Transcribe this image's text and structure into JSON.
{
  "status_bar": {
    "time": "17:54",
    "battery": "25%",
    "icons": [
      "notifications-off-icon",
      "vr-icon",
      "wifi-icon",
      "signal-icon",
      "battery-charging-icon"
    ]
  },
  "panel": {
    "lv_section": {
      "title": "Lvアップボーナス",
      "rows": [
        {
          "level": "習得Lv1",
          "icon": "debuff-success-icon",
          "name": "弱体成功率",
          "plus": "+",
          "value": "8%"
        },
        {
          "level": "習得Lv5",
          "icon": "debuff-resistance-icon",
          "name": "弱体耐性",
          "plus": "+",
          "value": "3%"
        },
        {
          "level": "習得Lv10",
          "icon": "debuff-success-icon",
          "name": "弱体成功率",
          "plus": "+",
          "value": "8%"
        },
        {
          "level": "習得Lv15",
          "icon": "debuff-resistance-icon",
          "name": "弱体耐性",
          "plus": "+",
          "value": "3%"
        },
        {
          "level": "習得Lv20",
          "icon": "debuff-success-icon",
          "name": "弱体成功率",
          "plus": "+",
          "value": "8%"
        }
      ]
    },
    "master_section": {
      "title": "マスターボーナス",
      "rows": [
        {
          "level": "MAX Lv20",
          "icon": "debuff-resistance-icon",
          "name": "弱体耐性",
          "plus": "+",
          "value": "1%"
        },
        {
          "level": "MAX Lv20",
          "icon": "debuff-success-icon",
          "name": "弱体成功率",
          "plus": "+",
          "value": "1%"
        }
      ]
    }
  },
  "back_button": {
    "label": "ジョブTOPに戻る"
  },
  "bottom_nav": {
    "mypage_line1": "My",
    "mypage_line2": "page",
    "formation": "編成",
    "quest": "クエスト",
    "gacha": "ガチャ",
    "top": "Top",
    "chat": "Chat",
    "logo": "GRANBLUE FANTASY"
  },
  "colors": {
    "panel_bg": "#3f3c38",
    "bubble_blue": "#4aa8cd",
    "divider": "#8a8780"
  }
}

━━━━

| TO BE DONE |
Give back all the records exactly as they stand.

| CORRECT ANSWER |
Transcribe this image's text and structure into JSON.
{
  "status_bar": {
    "time": "17:54",
    "battery": "25%",
    "icons": [
      "notifications-off-icon",
      "vr-icon",
      "wifi-icon",
      "signal-icon",
      "battery-charging-icon"
    ]
  },
  "panel": {
    "lv_section": {
      "title": "Lvアップボーナス",
      "rows": [
        {
          "level": "習得Lv1",
          "icon": "debuff-success-icon",
          "name": "弱体成功率",
          "plus": "+",
          "value": "8%"
        },
        {
          "level": "習得Lv5",
          "icon": "debuff-resistance-icon",
          "name": "弱体耐性",
          "plus": "+",
          "value": "3%"
        },
        {
          "level": "習得Lv10",
          "icon": "debuff-success-icon",
          "name": "弱体成功率",
          "plus": "+",
          "value": "8%"
        },
        {
          "level": "習得Lv15",
          "icon": "debuff-resistance-icon",
          "name": "弱体耐性",
          "plus": "+",
          "value": "3%"
        },
        {
          "level": "習得Lv20",
          "icon": "debuff-success-icon",
          "name": "弱体成功率",
          "plus": "+",
          "value": "8%"
        }
      ]
    },
    "master_section": {
      "title": "マスターボーナス",
      "rows": [
        {
          "level": "MAX Lv20",
          "icon": "debuff-resistance-icon",
          "name": "弱体耐性",
          "plus": "+",
          "value": "1%"
        },
        {
          "level": "MAX Lv20",
          "icon": "debuff-success-icon",
          "name": "弱体成功率",
          "plus": "+",
          "value": "1%"
        }
      ]
    }
  },
  "back_button": {
    "label": "ジョブTOPに戻る"
  },
  "bottom_nav": {
    "mypage_line1": "My",
    "mypage_line2": "page",
    "formation": "編成",
    "quest": "クエスト",
    "gacha": "ガチャ",
    "top": "Top",
    "chat": "Chat",
    "logo": "GRANBLUE FANTASY"
  },
  "colors": {
    "panel_bg": "#3f3c38",
    "bubble_blue": "#4aa8cd",
    "divider": "#8a8780"
  }
}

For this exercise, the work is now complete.